Task:
The answer is one number: how many lines hold the string "Score".

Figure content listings
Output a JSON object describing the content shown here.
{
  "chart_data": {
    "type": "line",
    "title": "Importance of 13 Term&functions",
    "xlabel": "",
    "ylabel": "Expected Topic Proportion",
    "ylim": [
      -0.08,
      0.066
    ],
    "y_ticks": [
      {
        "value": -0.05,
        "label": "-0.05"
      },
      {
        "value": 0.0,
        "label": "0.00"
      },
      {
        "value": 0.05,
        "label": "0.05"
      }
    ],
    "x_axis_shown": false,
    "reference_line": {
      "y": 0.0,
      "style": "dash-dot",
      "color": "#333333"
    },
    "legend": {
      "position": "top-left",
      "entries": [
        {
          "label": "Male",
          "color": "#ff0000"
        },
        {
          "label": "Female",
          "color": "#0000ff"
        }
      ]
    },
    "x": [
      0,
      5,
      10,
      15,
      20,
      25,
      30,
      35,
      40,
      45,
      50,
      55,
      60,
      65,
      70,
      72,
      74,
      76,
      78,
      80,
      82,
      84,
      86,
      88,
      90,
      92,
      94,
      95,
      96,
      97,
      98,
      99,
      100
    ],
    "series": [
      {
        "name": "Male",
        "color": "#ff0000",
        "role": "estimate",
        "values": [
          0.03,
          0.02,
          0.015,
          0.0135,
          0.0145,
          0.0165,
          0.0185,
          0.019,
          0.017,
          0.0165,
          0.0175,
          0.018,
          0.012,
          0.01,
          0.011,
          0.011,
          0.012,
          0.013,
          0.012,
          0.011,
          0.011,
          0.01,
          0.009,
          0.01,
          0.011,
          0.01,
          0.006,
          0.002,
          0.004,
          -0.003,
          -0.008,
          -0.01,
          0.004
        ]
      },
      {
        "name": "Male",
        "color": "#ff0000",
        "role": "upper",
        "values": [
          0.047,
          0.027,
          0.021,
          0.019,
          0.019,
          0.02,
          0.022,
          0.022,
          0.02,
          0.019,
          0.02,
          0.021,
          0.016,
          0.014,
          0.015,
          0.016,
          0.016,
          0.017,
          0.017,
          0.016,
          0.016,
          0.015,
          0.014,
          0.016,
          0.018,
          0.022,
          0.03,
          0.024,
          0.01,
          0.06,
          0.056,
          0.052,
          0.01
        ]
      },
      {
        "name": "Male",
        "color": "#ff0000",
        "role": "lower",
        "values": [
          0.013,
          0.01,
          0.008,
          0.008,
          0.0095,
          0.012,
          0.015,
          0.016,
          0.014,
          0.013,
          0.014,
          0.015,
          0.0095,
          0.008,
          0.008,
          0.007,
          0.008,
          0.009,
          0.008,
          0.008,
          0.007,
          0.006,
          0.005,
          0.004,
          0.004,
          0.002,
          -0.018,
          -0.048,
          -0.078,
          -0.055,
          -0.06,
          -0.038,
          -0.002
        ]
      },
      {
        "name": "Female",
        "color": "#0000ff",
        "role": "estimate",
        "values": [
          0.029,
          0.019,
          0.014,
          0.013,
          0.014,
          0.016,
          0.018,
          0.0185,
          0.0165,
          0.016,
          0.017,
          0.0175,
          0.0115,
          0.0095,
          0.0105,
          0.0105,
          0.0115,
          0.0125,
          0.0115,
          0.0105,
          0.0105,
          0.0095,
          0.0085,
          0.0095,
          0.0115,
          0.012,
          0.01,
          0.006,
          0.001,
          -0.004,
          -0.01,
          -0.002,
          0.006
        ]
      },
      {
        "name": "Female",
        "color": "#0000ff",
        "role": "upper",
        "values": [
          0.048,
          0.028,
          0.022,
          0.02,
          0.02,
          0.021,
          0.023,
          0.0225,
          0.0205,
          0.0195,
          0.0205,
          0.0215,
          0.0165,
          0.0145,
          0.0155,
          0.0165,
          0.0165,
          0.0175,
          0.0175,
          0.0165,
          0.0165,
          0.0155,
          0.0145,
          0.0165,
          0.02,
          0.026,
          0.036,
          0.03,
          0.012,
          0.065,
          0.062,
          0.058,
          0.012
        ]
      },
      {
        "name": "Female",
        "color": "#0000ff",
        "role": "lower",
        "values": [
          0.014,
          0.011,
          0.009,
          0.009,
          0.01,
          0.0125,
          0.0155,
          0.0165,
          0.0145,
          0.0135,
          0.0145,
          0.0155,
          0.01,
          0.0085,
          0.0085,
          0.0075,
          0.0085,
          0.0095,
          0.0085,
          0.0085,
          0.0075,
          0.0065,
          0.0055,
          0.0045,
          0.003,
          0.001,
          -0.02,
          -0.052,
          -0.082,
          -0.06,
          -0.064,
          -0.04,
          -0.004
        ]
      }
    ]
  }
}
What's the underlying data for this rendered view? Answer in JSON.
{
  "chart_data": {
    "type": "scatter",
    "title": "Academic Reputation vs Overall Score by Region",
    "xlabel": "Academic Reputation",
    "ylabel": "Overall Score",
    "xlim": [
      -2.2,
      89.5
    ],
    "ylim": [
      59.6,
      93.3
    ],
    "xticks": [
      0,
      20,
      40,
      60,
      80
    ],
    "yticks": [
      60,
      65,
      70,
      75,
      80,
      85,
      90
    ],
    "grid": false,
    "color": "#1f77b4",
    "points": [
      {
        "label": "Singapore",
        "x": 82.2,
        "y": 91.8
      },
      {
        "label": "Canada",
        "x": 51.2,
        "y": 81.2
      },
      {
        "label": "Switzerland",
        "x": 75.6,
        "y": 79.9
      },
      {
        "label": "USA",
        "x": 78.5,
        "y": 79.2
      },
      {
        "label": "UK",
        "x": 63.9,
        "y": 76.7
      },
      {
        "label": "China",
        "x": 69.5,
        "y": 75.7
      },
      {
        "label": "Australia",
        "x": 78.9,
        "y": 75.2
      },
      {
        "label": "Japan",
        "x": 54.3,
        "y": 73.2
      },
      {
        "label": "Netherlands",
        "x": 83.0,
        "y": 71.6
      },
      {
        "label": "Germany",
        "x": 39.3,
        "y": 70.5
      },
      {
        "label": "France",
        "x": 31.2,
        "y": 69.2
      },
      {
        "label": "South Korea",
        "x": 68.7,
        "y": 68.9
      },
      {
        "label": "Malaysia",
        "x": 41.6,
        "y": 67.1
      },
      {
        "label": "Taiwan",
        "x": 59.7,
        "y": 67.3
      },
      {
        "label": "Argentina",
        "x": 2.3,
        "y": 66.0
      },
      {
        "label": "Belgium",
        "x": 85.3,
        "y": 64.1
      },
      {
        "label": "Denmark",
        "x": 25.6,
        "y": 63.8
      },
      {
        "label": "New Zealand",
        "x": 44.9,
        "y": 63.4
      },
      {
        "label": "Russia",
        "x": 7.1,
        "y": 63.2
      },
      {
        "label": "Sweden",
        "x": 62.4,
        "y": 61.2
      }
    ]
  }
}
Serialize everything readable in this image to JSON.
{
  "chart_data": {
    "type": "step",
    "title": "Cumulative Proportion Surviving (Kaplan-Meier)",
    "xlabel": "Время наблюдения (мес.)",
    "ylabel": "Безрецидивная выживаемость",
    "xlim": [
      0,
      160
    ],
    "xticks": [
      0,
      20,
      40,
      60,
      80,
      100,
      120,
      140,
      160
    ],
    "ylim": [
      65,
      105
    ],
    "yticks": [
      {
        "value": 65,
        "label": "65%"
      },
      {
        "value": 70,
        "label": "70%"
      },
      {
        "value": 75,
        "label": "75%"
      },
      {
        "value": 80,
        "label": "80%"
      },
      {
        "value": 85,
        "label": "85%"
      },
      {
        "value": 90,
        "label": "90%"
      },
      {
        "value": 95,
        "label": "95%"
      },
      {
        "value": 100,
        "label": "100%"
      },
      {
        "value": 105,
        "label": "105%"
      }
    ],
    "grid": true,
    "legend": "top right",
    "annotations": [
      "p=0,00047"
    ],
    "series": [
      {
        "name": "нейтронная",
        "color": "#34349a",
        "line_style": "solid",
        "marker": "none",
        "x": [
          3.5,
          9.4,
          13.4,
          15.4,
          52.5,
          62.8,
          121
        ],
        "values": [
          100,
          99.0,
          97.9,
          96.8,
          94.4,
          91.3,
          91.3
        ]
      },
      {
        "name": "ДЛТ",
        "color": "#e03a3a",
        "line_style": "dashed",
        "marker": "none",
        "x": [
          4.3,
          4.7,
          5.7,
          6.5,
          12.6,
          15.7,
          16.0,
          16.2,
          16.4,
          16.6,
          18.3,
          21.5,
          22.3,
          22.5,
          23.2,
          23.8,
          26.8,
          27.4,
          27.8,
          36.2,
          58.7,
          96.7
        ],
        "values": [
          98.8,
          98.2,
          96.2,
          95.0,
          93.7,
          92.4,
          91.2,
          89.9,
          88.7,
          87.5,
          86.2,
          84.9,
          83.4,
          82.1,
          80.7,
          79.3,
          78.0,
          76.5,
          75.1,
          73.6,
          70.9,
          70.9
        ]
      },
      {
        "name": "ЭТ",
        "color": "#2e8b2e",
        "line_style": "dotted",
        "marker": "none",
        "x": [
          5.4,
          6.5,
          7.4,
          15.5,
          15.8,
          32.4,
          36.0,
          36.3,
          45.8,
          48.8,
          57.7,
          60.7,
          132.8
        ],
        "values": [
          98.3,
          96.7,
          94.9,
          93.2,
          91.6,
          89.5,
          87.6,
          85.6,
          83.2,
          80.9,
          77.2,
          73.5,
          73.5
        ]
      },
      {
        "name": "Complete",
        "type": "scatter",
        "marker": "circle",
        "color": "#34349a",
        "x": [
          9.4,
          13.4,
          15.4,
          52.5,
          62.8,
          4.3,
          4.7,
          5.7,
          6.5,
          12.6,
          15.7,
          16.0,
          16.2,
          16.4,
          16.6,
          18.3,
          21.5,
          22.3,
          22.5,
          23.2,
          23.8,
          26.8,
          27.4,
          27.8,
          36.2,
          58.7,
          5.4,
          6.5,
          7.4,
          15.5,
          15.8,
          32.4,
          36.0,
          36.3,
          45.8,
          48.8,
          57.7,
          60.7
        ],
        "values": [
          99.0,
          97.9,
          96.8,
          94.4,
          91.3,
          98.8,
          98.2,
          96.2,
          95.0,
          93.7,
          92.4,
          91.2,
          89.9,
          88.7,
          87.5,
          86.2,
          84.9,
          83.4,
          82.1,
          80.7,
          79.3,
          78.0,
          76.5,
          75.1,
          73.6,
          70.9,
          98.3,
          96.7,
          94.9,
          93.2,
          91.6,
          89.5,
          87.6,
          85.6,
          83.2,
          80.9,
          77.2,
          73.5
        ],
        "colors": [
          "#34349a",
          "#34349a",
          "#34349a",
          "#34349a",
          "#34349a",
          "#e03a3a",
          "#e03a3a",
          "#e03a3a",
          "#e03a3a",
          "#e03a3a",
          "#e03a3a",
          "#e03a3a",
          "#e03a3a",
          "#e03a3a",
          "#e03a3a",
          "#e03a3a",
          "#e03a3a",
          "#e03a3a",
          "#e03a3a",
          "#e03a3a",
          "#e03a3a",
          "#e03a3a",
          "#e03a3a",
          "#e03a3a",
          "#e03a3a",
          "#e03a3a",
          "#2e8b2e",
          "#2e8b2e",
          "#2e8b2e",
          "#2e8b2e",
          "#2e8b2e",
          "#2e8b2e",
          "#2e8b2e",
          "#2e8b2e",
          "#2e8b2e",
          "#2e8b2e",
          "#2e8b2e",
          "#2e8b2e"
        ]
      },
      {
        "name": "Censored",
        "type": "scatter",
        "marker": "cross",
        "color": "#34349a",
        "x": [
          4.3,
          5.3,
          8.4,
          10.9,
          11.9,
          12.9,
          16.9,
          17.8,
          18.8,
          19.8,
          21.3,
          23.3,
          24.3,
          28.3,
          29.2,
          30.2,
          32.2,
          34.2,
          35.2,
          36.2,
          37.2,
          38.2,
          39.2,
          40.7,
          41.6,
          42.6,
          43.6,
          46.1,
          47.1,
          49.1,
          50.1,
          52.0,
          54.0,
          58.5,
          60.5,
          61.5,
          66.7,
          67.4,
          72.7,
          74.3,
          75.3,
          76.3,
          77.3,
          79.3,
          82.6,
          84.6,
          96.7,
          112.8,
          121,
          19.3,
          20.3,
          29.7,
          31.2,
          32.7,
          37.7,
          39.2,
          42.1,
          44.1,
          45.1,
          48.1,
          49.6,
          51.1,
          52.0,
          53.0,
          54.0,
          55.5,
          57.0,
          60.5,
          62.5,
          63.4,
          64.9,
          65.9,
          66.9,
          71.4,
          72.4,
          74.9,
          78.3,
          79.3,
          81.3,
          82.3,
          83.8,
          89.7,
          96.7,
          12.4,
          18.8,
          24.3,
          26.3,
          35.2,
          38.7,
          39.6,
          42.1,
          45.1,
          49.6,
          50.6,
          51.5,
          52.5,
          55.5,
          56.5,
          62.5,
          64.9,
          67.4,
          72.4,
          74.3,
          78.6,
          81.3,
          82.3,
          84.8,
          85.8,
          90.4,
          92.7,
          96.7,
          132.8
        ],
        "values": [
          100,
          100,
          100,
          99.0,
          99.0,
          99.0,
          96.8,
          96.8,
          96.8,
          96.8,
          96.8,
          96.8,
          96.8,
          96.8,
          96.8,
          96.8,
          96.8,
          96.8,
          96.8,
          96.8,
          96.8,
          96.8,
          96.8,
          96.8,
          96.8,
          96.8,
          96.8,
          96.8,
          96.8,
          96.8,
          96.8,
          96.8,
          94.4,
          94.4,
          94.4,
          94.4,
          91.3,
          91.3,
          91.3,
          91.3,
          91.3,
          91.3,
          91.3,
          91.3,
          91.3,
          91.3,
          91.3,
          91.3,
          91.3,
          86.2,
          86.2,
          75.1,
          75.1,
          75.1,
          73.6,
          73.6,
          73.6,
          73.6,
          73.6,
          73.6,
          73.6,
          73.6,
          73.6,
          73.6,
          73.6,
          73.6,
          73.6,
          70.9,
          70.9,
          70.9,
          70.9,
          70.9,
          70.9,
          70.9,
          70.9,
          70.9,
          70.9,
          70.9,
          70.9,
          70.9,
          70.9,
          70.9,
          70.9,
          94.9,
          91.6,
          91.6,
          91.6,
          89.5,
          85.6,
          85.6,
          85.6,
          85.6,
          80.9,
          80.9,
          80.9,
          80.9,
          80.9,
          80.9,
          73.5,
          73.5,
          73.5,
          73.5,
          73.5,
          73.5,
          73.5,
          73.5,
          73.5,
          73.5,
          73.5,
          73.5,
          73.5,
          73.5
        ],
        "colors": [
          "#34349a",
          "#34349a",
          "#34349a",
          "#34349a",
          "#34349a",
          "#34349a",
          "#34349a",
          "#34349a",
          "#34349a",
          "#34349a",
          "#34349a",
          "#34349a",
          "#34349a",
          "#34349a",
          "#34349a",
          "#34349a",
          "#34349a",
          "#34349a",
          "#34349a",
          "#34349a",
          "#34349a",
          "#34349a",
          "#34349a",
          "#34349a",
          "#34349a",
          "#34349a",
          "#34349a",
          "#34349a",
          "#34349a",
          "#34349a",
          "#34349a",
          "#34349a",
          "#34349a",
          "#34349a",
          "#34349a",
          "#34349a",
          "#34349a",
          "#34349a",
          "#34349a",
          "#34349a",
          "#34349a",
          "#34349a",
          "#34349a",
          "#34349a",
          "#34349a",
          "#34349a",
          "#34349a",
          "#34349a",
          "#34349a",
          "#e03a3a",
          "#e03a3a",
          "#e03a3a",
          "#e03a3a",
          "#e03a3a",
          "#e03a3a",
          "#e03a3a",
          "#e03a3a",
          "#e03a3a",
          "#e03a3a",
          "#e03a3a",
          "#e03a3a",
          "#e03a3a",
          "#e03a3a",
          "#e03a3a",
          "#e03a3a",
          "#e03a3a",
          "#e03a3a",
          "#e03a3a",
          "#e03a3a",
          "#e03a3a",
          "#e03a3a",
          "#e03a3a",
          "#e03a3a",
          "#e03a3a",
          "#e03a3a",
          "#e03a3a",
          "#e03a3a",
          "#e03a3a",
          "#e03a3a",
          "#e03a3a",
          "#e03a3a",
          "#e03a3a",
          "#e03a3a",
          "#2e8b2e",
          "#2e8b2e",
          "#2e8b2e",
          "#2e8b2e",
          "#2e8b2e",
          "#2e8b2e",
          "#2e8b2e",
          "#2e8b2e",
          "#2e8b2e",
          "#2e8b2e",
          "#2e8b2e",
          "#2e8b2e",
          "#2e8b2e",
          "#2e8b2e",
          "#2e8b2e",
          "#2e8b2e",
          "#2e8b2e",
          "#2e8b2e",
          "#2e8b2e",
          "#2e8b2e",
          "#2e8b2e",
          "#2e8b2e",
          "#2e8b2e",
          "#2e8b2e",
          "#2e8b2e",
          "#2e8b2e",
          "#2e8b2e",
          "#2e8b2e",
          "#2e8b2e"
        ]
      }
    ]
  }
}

Answer to the task:
2